• Aufgabe 1
Wie viele Einwohner hat Tanger laut dem Text über Tanger?

Nun etwas über Tanger. Es ist eine Komposition aus einigen 100 Spitzengassen, womöglich ist‘s noch schlimmer, dabei aber im höchsten Grade interessant (Tanger: ca. 20.000 Einwohner, bedeutendster Hafen Marokkos, im Zustand vernachlässigt). Jedes Haus besteht aus zahlreichen Wohnungen, die wieder aus einem Schaufenster und einem Laden, wenn man es so nennen will, besteht. Aus jedem Fenster wird man von dem Verkäufer belästigt.
Gleich am Thore der Stadt drängt sich ein Führer an den Fremden, der weder durch Güte noch durch Gewalt wieder zu vertreiben ist. Es ist aber gar nicht unvorteilhaft solch einen Menschen mit sich zu nehmen, denn er zeigt alles und macht sich als Dolmetscher nützlich (allerdings sprechen fast alle Menschen hier Englisch).

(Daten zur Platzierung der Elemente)

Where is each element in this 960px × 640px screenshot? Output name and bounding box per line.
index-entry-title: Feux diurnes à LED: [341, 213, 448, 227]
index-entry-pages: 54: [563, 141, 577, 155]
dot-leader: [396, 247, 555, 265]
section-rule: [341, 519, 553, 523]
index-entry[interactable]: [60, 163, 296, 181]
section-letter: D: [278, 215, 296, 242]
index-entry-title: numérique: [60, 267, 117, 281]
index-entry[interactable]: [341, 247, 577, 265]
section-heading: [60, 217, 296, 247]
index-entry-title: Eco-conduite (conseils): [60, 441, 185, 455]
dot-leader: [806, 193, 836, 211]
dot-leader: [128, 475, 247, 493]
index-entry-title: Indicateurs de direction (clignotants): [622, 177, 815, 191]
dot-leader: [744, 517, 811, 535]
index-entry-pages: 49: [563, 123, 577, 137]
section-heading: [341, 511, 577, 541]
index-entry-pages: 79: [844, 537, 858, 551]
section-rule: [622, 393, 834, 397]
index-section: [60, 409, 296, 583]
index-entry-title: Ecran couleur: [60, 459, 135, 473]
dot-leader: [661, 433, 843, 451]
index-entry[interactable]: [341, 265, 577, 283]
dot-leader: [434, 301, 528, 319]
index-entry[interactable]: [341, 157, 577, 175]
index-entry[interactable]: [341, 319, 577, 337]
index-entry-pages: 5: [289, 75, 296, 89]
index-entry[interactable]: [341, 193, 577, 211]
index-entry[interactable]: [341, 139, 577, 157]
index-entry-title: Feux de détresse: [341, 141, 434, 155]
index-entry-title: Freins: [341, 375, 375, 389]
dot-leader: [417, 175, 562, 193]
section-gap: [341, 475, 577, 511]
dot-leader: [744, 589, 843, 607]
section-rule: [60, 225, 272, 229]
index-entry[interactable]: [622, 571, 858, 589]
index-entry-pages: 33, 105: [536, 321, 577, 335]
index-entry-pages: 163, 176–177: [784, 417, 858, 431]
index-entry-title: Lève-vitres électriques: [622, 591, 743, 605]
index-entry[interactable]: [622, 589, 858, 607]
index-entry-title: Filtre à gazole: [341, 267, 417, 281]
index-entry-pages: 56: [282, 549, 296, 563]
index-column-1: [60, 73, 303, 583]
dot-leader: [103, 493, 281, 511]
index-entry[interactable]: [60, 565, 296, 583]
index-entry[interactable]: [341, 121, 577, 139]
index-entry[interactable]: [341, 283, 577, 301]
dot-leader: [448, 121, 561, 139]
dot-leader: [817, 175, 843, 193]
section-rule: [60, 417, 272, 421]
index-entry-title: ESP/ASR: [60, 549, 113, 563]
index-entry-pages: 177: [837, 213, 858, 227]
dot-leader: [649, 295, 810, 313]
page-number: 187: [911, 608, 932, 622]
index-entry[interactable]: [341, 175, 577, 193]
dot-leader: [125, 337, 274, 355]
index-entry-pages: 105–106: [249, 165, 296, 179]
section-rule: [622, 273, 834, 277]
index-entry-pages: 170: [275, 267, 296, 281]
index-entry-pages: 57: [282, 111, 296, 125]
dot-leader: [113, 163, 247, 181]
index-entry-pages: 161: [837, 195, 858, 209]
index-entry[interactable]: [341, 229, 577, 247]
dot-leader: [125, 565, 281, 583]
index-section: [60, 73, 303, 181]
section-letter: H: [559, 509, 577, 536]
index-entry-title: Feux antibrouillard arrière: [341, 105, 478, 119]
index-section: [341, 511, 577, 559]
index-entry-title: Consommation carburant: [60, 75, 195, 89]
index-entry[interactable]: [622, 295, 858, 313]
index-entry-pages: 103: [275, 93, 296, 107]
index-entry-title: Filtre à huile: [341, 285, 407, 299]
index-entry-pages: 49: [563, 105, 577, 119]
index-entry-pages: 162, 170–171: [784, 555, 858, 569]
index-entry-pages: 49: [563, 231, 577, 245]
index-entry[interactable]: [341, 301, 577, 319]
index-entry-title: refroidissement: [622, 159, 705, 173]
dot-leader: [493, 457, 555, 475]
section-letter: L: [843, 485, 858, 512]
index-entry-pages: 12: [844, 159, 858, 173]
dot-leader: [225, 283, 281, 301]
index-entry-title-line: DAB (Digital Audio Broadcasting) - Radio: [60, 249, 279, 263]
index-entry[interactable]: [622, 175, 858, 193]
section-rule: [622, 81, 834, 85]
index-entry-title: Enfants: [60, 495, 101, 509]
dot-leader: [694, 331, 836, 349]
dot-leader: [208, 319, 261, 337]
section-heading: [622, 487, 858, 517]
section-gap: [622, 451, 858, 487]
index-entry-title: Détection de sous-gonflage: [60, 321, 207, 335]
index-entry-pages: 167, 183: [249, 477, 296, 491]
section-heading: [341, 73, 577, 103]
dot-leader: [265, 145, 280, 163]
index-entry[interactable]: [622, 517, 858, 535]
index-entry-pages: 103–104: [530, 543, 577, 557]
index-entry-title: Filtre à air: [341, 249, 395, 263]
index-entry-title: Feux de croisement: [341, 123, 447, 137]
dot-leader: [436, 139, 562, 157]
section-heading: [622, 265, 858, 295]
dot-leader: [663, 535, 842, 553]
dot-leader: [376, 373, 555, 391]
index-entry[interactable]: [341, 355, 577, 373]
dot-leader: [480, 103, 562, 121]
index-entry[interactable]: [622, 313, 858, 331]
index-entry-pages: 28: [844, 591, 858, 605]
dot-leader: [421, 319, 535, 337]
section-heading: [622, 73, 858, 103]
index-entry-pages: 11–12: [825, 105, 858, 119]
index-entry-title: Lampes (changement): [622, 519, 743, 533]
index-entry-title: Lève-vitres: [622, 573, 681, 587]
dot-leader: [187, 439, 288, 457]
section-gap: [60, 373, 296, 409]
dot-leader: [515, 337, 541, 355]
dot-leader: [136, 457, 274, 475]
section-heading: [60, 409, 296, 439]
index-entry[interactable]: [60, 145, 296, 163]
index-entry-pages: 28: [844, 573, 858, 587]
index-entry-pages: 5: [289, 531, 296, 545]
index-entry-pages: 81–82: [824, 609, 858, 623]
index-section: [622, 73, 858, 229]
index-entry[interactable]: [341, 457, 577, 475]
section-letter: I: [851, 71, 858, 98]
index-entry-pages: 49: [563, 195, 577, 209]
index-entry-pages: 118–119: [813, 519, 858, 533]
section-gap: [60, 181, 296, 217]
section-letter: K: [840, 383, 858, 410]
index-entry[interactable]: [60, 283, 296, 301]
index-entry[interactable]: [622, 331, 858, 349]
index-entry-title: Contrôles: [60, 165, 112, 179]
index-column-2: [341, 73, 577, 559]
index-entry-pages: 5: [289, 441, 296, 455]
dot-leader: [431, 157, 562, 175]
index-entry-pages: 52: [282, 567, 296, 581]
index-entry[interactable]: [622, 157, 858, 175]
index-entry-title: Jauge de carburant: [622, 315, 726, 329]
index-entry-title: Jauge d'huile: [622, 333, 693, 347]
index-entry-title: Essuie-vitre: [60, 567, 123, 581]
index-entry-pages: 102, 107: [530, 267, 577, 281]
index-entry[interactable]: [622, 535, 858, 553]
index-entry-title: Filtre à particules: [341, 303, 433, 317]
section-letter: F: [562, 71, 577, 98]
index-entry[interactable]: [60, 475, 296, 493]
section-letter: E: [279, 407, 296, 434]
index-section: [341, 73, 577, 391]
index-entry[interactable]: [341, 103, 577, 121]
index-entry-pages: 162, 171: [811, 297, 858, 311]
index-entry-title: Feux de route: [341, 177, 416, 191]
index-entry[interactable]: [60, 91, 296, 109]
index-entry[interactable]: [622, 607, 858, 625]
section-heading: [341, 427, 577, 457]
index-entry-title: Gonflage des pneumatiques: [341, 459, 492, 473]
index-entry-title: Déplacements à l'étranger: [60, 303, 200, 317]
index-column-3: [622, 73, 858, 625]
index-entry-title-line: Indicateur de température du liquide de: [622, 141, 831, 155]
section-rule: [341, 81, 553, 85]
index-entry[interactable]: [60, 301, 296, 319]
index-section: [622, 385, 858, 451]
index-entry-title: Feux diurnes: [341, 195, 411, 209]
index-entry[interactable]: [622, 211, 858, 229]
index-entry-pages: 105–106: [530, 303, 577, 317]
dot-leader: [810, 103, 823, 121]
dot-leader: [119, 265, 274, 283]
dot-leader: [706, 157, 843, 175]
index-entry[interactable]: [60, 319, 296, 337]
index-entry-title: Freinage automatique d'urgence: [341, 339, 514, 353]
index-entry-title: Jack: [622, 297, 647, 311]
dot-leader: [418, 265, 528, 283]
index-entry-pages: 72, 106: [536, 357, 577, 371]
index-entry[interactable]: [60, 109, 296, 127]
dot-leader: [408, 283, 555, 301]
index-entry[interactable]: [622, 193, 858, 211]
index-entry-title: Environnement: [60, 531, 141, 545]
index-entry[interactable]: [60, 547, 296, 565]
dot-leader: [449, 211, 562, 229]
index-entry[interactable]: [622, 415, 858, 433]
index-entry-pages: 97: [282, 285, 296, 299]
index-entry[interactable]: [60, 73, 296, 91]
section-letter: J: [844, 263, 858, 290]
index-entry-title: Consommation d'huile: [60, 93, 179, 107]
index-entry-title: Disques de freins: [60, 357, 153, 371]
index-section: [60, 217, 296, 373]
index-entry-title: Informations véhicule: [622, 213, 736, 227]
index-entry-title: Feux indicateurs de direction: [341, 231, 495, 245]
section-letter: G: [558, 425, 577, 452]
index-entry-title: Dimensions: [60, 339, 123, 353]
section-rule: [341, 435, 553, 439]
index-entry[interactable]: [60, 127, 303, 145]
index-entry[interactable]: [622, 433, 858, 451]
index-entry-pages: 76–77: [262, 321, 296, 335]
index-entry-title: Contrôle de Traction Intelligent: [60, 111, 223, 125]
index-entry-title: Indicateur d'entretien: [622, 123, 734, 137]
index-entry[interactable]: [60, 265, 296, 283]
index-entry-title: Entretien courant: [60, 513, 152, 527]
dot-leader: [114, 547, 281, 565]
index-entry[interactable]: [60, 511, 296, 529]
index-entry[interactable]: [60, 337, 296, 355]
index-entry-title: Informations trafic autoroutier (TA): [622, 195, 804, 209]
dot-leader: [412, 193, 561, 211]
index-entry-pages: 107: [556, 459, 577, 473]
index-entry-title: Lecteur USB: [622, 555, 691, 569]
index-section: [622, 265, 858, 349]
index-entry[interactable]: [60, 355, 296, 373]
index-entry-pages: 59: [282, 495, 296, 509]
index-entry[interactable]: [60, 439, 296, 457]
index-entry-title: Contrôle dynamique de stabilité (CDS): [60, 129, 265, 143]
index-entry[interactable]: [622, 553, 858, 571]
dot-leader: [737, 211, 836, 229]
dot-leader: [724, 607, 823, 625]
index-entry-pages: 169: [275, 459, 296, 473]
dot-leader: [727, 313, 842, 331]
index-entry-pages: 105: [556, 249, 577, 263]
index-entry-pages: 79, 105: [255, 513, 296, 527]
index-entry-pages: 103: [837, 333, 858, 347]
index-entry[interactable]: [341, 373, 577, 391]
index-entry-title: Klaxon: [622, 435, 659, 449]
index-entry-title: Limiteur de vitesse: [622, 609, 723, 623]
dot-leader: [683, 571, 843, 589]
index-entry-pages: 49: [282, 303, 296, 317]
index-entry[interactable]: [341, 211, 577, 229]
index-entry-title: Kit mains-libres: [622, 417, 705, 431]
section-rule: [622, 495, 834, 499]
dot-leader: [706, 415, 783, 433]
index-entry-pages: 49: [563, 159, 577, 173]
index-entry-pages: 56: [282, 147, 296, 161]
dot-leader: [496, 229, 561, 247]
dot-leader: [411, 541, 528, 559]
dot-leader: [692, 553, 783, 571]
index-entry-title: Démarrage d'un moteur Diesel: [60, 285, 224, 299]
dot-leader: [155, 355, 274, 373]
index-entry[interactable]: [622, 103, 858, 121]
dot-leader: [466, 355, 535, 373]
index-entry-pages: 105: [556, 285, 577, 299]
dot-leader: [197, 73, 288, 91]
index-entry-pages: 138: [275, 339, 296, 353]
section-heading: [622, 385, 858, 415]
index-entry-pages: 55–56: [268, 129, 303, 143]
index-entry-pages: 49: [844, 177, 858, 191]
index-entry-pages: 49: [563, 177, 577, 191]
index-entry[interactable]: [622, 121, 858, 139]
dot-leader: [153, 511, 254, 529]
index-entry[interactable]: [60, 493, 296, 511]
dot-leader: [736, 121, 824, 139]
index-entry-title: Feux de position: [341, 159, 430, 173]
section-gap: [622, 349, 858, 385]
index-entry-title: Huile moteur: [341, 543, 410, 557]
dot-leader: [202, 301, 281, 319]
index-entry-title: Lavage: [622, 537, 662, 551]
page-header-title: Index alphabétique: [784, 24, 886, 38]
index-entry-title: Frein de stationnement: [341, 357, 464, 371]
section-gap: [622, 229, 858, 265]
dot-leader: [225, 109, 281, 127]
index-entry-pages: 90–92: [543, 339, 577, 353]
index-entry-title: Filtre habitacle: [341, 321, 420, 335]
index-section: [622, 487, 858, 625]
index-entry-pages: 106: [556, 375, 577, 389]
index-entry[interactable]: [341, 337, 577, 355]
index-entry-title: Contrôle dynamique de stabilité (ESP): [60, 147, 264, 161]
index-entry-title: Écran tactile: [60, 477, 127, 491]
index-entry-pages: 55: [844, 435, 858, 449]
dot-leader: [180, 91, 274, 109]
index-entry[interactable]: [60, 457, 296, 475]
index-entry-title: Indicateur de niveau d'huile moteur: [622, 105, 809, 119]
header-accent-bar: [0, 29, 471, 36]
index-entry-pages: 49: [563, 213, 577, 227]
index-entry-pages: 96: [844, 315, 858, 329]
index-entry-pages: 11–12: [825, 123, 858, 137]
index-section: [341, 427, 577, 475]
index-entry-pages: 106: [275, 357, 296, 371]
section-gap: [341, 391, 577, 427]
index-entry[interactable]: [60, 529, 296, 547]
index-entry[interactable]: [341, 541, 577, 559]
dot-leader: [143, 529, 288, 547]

• Aufgabe 2
Gib den Teil der Datensätze, der mit ihrer ersten Zeile beginnt und mit der Zeile endet, die „index-section: [60, 409, 296, 583]“ enthält, noch einmal wieder. Ändere darin „section-rule“ überall zu „divider-rule“ und lass alles andere unverändert.

• Antwort 1
Tanger hat etwa 20.000 Einwohner.

• Antwort 2
Where is each element in this 960px × 640px screenshot? Output name and bounding box per line.
index-entry-title: Feux diurnes à LED: [341, 213, 448, 227]
index-entry-pages: 54: [563, 141, 577, 155]
dot-leader: [396, 247, 555, 265]
divider-rule: [341, 519, 553, 523]
index-entry[interactable]: [60, 163, 296, 181]
section-letter: D: [278, 215, 296, 242]
index-entry-title: numérique: [60, 267, 117, 281]
index-entry[interactable]: [341, 247, 577, 265]
section-heading: [60, 217, 296, 247]
index-entry-title: Eco-conduite (conseils): [60, 441, 185, 455]
dot-leader: [806, 193, 836, 211]
dot-leader: [128, 475, 247, 493]
index-entry-title: Indicateurs de direction (clignotants): [622, 177, 815, 191]
dot-leader: [744, 517, 811, 535]
index-entry-pages: 49: [563, 123, 577, 137]
section-heading: [341, 511, 577, 541]
index-entry-pages: 79: [844, 537, 858, 551]
divider-rule: [622, 393, 834, 397]
index-section: [60, 409, 296, 583]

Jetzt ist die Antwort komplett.